### To do
Pull out from the material below all lines with "中山图书馆".

[Stored records]
[Begin]

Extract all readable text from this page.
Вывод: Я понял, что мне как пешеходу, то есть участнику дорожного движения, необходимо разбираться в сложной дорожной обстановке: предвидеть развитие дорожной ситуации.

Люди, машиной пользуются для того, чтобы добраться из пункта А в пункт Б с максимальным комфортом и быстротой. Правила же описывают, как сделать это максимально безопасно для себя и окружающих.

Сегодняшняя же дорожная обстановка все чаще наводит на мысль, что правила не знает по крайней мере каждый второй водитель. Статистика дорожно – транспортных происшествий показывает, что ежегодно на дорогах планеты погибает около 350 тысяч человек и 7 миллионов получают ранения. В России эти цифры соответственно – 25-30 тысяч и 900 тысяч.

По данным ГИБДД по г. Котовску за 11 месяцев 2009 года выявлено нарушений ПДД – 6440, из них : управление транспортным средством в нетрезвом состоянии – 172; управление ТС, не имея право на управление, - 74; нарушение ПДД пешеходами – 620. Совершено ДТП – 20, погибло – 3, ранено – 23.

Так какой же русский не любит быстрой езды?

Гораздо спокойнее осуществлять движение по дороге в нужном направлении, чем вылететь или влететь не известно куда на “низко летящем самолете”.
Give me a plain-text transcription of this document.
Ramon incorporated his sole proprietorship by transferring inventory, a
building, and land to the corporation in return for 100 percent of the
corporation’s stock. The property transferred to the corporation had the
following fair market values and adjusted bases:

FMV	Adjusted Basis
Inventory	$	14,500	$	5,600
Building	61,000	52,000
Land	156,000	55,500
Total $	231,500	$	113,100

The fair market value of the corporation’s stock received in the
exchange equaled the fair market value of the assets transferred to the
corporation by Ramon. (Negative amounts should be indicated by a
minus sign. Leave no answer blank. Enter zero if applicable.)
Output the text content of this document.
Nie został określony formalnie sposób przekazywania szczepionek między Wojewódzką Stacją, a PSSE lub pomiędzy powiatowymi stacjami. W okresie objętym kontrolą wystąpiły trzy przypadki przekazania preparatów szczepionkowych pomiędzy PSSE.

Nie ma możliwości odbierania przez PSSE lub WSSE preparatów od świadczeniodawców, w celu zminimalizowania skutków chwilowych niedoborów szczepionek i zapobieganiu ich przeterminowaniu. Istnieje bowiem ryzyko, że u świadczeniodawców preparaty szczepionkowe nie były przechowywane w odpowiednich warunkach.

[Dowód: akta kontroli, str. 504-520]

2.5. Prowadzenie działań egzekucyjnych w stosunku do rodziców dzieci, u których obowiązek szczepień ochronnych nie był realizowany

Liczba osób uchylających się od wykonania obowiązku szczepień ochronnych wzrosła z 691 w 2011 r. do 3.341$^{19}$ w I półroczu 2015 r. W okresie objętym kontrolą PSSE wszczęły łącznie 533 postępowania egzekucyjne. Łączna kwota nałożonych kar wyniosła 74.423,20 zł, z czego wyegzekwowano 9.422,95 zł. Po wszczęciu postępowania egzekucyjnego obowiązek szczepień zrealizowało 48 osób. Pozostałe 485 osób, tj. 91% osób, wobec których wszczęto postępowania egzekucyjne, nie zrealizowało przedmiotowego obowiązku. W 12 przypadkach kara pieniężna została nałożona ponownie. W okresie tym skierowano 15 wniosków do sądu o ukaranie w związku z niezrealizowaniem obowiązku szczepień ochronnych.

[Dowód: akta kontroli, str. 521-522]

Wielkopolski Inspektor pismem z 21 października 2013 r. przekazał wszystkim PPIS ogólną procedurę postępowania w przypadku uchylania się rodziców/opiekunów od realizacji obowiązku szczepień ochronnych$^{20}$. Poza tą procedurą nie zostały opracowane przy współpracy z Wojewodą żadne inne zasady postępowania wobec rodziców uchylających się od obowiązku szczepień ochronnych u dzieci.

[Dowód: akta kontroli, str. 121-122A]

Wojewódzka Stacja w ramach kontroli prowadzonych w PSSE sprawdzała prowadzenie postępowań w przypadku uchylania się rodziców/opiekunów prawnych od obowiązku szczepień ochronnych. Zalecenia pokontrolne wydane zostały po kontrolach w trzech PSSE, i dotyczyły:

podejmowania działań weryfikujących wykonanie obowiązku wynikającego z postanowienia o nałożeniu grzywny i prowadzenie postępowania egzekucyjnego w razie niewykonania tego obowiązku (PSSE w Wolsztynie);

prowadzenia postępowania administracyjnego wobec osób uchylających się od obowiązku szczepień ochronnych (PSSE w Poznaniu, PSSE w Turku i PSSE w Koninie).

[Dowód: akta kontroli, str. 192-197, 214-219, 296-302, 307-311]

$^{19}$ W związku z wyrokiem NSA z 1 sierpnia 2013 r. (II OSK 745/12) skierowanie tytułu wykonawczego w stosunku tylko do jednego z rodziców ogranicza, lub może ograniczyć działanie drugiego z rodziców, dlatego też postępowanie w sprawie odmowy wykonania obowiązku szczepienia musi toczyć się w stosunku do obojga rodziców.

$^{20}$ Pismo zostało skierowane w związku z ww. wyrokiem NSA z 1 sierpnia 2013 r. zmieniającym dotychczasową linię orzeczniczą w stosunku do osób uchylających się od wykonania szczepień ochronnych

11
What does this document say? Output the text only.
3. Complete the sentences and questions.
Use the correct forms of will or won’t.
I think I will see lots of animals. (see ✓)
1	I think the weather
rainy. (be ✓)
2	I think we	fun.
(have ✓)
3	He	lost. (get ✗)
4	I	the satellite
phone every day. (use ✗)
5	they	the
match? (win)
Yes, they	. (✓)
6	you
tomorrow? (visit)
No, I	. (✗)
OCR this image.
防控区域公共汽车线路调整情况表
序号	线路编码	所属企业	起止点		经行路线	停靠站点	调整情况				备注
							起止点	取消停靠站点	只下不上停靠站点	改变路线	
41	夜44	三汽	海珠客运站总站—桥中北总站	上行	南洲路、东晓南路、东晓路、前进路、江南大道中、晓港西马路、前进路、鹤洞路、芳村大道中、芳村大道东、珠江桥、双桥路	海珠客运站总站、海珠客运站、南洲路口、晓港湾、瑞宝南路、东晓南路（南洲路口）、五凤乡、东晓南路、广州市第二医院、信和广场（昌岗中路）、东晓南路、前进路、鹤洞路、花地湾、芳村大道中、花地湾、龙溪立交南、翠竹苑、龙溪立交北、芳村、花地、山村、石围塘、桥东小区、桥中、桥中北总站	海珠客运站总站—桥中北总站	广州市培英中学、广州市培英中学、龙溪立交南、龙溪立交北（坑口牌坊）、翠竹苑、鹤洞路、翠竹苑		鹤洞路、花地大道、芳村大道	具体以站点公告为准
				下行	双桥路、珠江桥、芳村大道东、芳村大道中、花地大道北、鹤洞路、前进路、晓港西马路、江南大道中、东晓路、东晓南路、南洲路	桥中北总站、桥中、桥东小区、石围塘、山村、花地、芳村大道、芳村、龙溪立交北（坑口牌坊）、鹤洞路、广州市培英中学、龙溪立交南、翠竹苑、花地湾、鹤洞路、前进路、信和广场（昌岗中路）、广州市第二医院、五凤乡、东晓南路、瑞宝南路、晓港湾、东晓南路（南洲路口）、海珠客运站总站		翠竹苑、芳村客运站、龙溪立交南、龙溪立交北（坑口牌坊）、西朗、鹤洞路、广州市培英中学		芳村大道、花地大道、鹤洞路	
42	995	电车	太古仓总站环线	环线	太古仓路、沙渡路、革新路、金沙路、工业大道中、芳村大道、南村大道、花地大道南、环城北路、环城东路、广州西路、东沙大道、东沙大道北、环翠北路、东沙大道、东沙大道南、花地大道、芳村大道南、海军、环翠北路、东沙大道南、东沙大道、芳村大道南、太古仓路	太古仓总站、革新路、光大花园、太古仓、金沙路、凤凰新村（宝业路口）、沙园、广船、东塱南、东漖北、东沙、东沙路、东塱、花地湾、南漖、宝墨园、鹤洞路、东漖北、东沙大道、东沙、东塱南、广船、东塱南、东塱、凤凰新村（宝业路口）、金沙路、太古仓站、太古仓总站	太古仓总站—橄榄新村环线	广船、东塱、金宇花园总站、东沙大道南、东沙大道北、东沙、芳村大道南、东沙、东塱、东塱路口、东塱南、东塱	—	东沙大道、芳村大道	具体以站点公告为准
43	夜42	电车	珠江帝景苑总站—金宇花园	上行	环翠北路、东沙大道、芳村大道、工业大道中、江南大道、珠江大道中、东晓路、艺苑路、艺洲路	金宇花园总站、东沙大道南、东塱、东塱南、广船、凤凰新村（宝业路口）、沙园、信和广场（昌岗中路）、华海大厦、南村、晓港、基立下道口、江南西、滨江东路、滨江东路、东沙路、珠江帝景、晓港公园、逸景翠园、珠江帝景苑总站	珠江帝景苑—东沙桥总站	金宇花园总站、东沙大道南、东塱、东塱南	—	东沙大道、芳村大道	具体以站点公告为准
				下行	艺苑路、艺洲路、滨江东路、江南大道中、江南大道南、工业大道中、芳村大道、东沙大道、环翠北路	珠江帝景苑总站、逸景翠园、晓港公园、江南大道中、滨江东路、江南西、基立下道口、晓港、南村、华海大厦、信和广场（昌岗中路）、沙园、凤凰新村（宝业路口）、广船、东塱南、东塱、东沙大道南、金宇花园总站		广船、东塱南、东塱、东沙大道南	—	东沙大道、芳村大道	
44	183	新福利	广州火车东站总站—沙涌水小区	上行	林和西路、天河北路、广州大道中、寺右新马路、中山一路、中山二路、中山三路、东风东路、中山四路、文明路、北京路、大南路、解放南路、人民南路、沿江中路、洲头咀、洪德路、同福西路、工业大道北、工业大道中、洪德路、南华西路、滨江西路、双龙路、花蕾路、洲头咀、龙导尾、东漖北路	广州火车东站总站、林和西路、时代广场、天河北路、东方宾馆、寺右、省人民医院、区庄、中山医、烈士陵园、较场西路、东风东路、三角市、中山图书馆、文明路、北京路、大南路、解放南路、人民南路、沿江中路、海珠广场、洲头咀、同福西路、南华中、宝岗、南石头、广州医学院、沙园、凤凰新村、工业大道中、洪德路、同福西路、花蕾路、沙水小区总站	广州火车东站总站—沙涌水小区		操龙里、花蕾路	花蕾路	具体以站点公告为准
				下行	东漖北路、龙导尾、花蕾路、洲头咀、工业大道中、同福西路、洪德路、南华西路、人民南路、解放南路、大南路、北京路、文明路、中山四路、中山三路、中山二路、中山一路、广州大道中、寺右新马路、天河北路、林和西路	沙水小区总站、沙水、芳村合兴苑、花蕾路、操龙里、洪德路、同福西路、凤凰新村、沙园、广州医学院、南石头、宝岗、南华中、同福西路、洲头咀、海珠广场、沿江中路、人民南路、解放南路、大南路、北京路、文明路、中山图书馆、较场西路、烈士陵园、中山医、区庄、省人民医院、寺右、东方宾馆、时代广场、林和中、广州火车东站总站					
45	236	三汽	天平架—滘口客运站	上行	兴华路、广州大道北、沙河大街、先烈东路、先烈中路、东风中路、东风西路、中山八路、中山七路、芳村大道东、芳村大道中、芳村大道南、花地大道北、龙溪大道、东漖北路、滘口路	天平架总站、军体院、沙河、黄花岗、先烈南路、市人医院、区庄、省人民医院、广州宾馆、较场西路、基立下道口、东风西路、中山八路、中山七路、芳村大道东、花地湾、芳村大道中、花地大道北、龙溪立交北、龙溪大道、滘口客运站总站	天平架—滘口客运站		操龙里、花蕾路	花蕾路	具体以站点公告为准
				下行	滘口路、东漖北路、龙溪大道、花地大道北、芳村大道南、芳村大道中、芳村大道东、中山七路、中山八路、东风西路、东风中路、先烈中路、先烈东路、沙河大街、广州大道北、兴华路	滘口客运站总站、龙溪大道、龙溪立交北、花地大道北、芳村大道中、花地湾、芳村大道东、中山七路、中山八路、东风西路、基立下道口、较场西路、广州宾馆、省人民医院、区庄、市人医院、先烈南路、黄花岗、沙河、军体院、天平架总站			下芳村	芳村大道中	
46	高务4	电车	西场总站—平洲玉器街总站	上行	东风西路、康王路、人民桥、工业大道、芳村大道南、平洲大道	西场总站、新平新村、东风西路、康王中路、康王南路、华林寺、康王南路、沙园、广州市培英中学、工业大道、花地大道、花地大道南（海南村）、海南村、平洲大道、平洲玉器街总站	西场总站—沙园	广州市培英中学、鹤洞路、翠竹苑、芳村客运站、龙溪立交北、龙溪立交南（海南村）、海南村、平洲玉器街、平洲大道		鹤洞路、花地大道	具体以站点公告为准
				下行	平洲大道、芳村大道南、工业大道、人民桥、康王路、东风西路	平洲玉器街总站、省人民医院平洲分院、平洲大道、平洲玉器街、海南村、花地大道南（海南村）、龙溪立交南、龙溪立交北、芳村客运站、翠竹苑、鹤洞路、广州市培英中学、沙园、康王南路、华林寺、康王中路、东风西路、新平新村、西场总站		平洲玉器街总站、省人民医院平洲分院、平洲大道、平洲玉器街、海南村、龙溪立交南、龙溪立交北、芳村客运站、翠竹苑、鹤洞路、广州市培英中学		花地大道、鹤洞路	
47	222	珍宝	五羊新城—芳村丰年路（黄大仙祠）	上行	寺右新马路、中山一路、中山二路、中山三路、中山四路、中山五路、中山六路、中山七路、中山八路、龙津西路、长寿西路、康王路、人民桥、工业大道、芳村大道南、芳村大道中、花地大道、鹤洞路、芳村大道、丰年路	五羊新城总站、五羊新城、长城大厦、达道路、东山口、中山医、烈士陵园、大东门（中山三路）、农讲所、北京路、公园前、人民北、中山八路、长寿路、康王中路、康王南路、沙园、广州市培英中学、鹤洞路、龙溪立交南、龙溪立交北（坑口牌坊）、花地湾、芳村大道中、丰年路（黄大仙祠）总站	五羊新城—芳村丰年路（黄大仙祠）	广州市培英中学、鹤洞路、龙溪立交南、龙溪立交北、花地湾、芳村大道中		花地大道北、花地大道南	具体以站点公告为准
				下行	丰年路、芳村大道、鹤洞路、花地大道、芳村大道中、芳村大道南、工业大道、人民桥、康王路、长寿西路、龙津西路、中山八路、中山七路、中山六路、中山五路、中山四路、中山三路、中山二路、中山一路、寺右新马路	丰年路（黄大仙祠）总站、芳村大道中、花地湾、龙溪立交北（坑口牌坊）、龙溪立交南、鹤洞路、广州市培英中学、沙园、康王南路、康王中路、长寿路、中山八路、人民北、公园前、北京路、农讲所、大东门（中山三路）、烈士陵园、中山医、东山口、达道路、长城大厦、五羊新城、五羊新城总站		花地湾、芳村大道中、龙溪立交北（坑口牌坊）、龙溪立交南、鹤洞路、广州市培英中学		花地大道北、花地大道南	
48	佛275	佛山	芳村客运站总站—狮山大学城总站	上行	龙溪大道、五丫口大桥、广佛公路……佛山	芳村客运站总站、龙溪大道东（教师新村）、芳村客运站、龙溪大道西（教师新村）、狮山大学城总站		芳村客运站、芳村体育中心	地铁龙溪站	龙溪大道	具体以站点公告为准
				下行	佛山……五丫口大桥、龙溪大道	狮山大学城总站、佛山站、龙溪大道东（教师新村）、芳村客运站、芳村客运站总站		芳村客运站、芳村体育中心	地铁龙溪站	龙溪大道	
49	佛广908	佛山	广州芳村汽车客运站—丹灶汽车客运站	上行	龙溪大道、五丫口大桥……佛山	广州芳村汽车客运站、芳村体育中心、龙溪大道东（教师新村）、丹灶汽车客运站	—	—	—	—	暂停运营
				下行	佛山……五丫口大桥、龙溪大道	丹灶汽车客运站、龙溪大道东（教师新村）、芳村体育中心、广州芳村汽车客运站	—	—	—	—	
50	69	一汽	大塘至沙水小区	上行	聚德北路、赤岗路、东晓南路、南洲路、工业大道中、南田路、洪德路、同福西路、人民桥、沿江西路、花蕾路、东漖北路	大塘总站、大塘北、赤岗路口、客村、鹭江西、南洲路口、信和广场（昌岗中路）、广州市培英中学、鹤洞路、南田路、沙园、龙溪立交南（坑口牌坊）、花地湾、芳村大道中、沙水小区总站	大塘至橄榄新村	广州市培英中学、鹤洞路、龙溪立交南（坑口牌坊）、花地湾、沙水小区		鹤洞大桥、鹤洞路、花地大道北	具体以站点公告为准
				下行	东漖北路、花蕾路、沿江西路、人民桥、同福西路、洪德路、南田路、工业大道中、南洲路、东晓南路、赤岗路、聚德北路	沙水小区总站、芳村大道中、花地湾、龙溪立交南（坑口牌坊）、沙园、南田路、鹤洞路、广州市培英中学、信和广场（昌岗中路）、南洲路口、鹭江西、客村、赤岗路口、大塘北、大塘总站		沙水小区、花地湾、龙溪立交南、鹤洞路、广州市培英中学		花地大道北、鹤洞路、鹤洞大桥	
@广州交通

[End]

### Solution below
44	183	新福利	广州火车东站总站—沙涌水小区	上行	林和西路、天河北路、广州大道中、寺右新马路、中山一路、中山二路、中山三路、东风东路、中山四路、文明路、北京路、大南路、解放南路、人民南路、沿江中路、洲头咀、洪德路、同福西路、工业大道北、工业大道中、洪德路、南华西路、滨江西路、双龙路、花蕾路、洲头咀、龙导尾、东漖北路	广州火车东站总站、林和西路、时代广场、天河北路、东方宾馆、寺右、省人民医院、区庄、中山医、烈士陵园、较场西路、东风东路、三角市、中山图书馆、文明路、北京路、大南路、解放南路、人民南路、沿江中路、海珠广场、洲头咀、同福西路、南华中、宝岗、南石头、广州医学院、沙园、凤凰新村、工业大道中、洪德路、同福西路、花蕾路、沙水小区总站	广州火车东站总站—沙涌水小区		操龙里、花蕾路	花蕾路	具体以站点公告为准
				下行	东漖北路、龙导尾、花蕾路、洲头咀、工业大道中、同福西路、洪德路、南华西路、人民南路、解放南路、大南路、北京路、文明路、中山四路、中山三路、中山二路、中山一路、广州大道中、寺右新马路、天河北路、林和西路	沙水小区总站、沙水、芳村合兴苑、花蕾路、操龙里、洪德路、同福西路、凤凰新村、沙园、广州医学院、南石头、宝岗、南华中、同福西路、洲头咀、海珠广场、沿江中路、人民南路、解放南路、大南路、北京路、文明路、中山图书馆、较场西路、烈士陵园、中山医、区庄、省人民医院、寺右、东方宾馆、时代广场、林和中、广州火车东站总站					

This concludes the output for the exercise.